Extracted entries →
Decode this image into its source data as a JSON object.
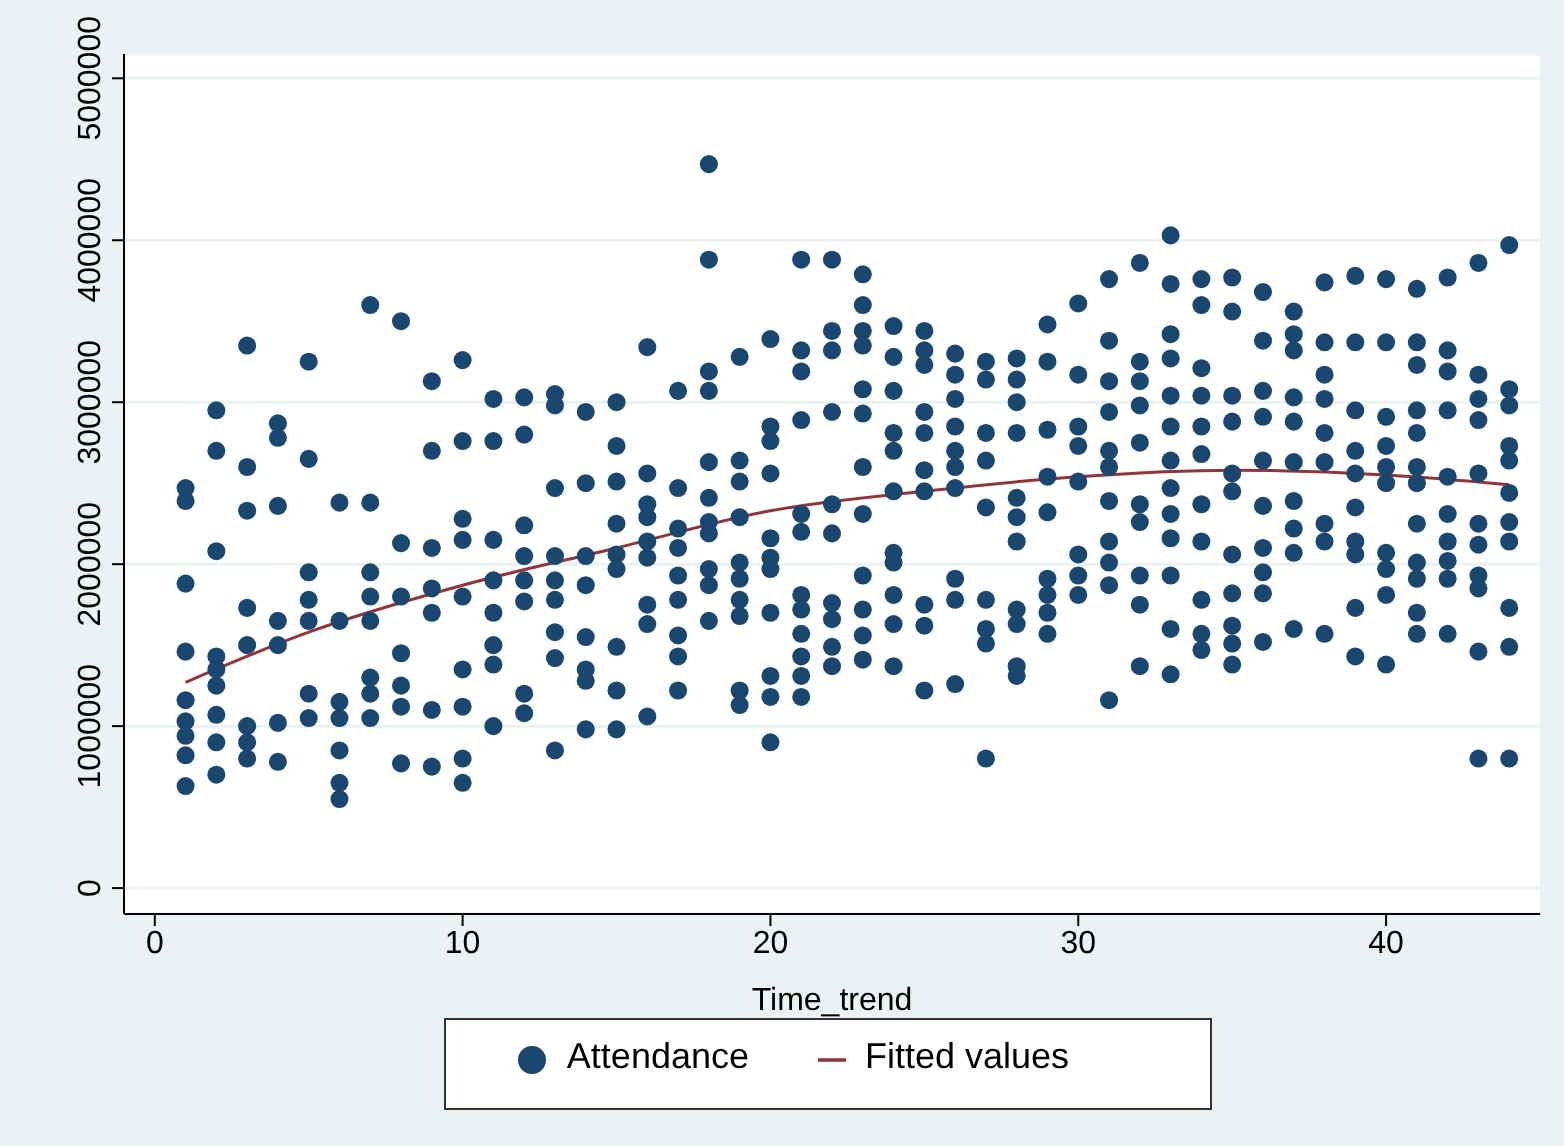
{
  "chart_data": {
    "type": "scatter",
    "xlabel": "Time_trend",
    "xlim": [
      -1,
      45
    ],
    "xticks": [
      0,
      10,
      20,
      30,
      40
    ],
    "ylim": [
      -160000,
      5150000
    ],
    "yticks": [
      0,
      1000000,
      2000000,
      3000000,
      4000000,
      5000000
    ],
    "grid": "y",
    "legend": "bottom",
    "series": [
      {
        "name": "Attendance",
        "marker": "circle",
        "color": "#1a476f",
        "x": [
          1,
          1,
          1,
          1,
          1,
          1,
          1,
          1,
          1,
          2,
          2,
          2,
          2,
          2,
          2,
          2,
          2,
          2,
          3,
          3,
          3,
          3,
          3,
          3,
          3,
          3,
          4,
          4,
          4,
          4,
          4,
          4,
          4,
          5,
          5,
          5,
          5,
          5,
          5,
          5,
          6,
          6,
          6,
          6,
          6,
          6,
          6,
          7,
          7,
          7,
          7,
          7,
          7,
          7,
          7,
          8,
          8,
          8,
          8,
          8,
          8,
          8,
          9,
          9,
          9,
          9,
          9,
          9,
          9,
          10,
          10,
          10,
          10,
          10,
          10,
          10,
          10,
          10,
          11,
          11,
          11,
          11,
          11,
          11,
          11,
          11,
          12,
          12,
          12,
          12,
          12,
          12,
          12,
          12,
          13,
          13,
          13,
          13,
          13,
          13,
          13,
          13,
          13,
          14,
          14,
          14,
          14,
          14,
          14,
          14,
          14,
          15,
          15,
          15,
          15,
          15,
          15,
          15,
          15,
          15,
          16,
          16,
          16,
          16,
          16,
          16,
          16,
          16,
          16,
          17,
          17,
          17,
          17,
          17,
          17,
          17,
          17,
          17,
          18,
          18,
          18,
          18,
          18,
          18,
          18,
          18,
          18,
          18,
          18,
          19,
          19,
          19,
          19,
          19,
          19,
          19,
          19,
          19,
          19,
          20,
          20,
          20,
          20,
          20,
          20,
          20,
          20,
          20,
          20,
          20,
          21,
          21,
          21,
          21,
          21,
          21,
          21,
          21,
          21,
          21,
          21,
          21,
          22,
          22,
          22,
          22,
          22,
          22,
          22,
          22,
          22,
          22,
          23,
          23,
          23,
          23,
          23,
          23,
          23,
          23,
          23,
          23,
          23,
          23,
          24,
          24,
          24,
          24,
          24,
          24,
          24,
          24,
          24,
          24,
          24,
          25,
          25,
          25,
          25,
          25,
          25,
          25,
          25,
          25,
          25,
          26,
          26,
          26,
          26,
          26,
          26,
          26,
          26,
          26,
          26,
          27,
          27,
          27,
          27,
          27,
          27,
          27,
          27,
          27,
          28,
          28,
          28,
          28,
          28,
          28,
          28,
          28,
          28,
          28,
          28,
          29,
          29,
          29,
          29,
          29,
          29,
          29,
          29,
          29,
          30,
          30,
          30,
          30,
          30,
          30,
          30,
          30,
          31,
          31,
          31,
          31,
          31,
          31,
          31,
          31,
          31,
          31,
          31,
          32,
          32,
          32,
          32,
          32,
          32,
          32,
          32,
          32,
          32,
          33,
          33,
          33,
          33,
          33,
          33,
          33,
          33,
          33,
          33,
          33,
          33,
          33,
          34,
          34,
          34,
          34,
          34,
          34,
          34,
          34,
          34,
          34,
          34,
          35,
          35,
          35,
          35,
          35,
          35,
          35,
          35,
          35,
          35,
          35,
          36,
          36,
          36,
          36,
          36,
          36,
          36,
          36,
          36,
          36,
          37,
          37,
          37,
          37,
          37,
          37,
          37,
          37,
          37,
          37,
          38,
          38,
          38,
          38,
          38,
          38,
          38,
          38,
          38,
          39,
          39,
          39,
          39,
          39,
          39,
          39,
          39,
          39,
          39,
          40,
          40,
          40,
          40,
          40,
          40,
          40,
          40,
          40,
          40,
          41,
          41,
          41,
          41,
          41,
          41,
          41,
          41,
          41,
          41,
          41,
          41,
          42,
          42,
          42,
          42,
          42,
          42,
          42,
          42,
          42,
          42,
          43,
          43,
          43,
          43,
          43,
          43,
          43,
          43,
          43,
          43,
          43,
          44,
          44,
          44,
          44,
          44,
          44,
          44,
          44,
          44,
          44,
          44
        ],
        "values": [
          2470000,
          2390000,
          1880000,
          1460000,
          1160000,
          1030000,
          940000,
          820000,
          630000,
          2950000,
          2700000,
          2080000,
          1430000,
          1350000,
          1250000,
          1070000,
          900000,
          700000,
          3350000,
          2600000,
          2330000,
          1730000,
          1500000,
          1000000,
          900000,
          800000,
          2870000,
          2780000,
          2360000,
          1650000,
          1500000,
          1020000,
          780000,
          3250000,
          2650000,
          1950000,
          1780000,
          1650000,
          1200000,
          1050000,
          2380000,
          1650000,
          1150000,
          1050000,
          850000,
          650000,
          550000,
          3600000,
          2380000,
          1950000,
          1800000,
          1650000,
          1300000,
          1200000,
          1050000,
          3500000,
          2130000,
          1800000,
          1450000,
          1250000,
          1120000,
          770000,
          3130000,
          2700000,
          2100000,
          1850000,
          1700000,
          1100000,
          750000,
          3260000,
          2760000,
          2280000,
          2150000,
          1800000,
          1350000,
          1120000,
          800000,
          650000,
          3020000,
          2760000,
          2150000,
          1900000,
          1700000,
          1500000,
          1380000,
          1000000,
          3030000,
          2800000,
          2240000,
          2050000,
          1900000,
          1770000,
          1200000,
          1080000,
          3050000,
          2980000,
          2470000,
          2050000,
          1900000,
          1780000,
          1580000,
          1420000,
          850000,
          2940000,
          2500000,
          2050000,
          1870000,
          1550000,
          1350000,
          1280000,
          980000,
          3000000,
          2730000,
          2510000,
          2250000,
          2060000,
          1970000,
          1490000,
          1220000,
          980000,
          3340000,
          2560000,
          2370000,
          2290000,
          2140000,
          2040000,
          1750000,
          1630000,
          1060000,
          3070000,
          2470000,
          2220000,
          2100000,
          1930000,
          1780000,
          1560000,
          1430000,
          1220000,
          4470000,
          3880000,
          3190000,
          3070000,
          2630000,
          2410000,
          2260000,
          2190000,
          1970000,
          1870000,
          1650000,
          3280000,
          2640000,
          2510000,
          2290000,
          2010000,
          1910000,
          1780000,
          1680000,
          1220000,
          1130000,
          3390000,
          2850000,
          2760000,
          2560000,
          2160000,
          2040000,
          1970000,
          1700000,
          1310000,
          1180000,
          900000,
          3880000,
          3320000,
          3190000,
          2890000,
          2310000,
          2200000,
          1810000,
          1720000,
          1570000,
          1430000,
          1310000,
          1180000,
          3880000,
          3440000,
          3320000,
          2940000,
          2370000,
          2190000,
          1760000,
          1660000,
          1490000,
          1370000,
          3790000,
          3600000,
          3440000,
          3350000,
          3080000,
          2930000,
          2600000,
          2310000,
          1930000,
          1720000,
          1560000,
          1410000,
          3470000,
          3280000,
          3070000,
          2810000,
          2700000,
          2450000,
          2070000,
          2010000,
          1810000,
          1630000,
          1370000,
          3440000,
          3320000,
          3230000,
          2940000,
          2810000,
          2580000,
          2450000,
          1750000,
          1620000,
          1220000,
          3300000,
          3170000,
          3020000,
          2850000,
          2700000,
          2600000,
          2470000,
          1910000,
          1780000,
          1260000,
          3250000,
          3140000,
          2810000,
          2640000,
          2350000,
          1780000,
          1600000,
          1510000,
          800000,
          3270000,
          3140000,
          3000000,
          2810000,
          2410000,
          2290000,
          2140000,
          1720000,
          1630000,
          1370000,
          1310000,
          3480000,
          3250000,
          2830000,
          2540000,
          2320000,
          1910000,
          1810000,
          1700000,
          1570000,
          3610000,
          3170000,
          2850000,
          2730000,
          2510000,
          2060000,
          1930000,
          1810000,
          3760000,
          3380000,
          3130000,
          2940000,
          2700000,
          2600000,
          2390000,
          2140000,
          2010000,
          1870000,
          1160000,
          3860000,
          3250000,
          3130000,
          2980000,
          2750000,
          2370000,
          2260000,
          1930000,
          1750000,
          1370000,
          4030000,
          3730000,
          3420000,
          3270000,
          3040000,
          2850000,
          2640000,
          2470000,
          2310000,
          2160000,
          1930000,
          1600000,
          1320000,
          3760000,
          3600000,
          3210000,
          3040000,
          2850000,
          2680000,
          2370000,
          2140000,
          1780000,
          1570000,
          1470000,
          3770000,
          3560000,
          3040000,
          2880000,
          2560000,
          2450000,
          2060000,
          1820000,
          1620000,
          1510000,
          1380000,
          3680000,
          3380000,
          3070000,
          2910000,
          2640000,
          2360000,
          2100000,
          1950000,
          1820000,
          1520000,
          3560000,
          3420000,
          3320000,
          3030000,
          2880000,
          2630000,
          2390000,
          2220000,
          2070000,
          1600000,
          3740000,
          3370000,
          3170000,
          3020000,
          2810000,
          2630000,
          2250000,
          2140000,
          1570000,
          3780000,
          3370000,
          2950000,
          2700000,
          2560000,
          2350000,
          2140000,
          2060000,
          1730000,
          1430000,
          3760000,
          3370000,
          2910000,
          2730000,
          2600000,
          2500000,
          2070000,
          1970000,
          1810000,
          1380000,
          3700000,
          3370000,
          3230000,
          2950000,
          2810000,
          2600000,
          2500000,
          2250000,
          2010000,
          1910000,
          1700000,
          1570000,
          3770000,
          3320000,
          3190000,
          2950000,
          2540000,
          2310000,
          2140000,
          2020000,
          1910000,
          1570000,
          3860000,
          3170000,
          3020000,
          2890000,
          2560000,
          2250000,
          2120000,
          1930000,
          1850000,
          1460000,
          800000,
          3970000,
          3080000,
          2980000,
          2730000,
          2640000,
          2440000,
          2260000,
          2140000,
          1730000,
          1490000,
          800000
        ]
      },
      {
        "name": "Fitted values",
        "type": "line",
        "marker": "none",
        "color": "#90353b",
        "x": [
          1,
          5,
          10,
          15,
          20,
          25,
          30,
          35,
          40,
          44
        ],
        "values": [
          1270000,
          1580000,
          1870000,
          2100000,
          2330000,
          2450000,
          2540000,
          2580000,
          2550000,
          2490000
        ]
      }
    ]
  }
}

Exercise description → From the data, list each line in which the string "name" appears.

Written reply →
        "name": "Attendance",
        "name": "Fitted values",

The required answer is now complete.